[Stored records]
◇ ◇ ◇ ◇ ◇
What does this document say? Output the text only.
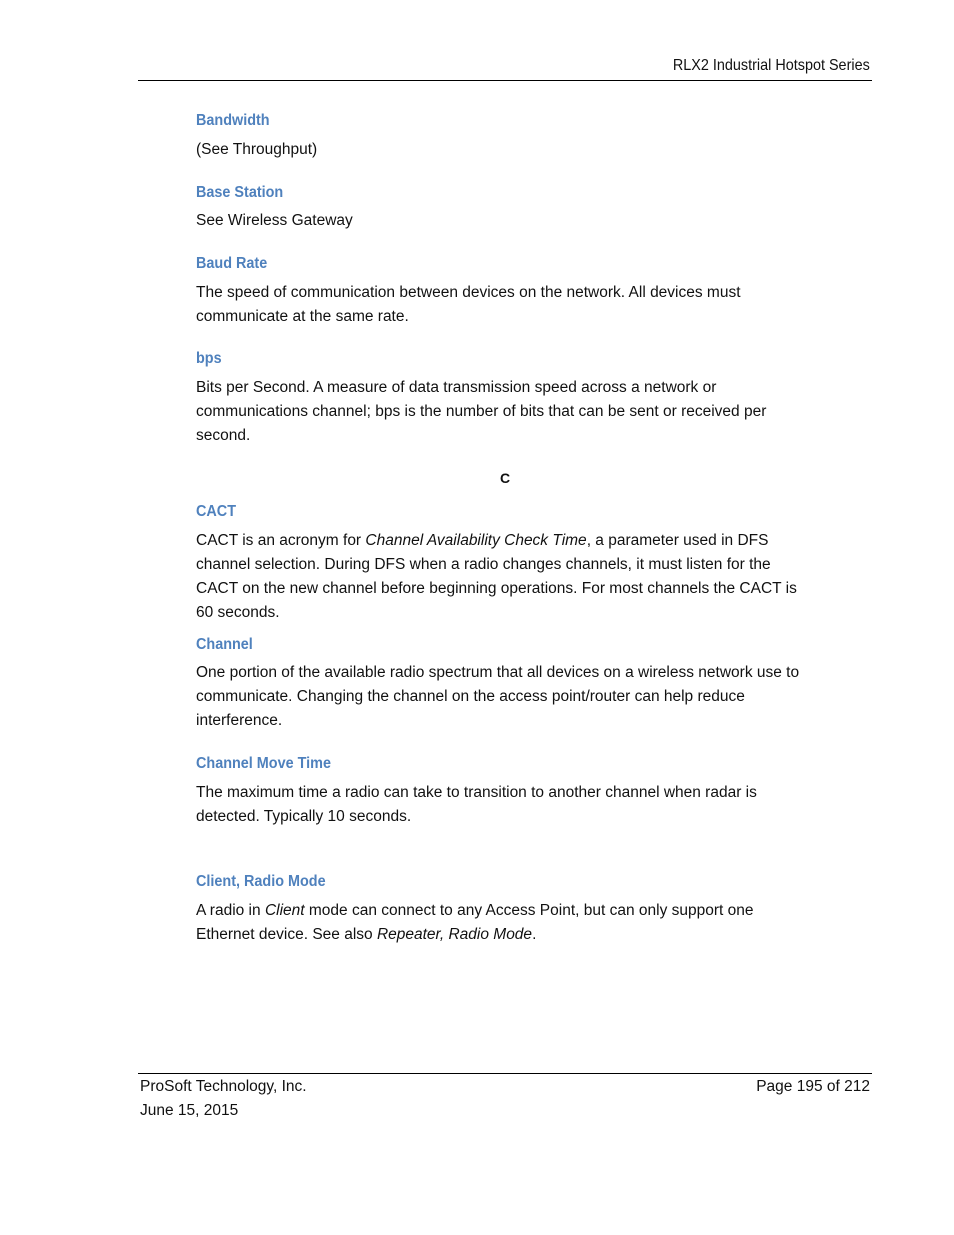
RLX2 Industrial Hotspot Series
Bandwidth
(See Throughput)
Base Station
See Wireless Gateway
Baud Rate
The speed of communication between devices on the network. All devices must
communicate at the same rate.
bps
Bits per Second. A measure of data transmission speed across a network or
communications channel; bps is the number of bits that can be sent or received per
second.
CACT
CACT is an acronym for Channel Availability Check Time, a parameter used in DFS
channel selection. During DFS when a radio changes channels, it must listen for the
CACT on the new channel before beginning operations. For most channels the CACT is
60 seconds.
Channel
One portion of the available radio spectrum that all devices on a wireless network use to
communicate. Changing the channel on the access point/router can help reduce
interference.
Channel Move Time
The maximum time a radio can take to transition to another channel when radar is
detected. Typically 10 seconds.
Client, Radio Mode
A radio in Client mode can connect to any Access Point, but can only support one
Ethernet device. See also Repeater, Radio Mode.
C
ProSoft Technology, Inc.
June 15, 2015
Page 195 of 212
◇ ◇ ◇ ◇ ◇
• _Exercise directions_
Give an exact copy of the material, leaving out every picture.

• _Task solution_
What does this document say? Output the text only.
RLX2 Industrial Hotspot Series
Bandwidth
(See Throughput)
Base Station
See Wireless Gateway
Baud Rate
The speed of communication between devices on the network. All devices must
communicate at the same rate.
bps
Bits per Second. A measure of data transmission speed across a network or
communications channel; bps is the number of bits that can be sent or received per
second.
CACT
CACT is an acronym for Channel Availability Check Time, a parameter used in DFS
channel selection. During DFS when a radio changes channels, it must listen for the
CACT on the new channel before beginning operations. For most channels the CACT is
60 seconds.
Channel
One portion of the available radio spectrum that all devices on a wireless network use to
communicate. Changing the channel on the access point/router can help reduce
interference.
Channel Move Time
The maximum time a radio can take to transition to another channel when radar is
detected. Typically 10 seconds.
Client, Radio Mode
A radio in Client mode can connect to any Access Point, but can only support one
Ethernet device. See also Repeater, Radio Mode.
C
ProSoft Technology, Inc.
June 15, 2015
Page 195 of 212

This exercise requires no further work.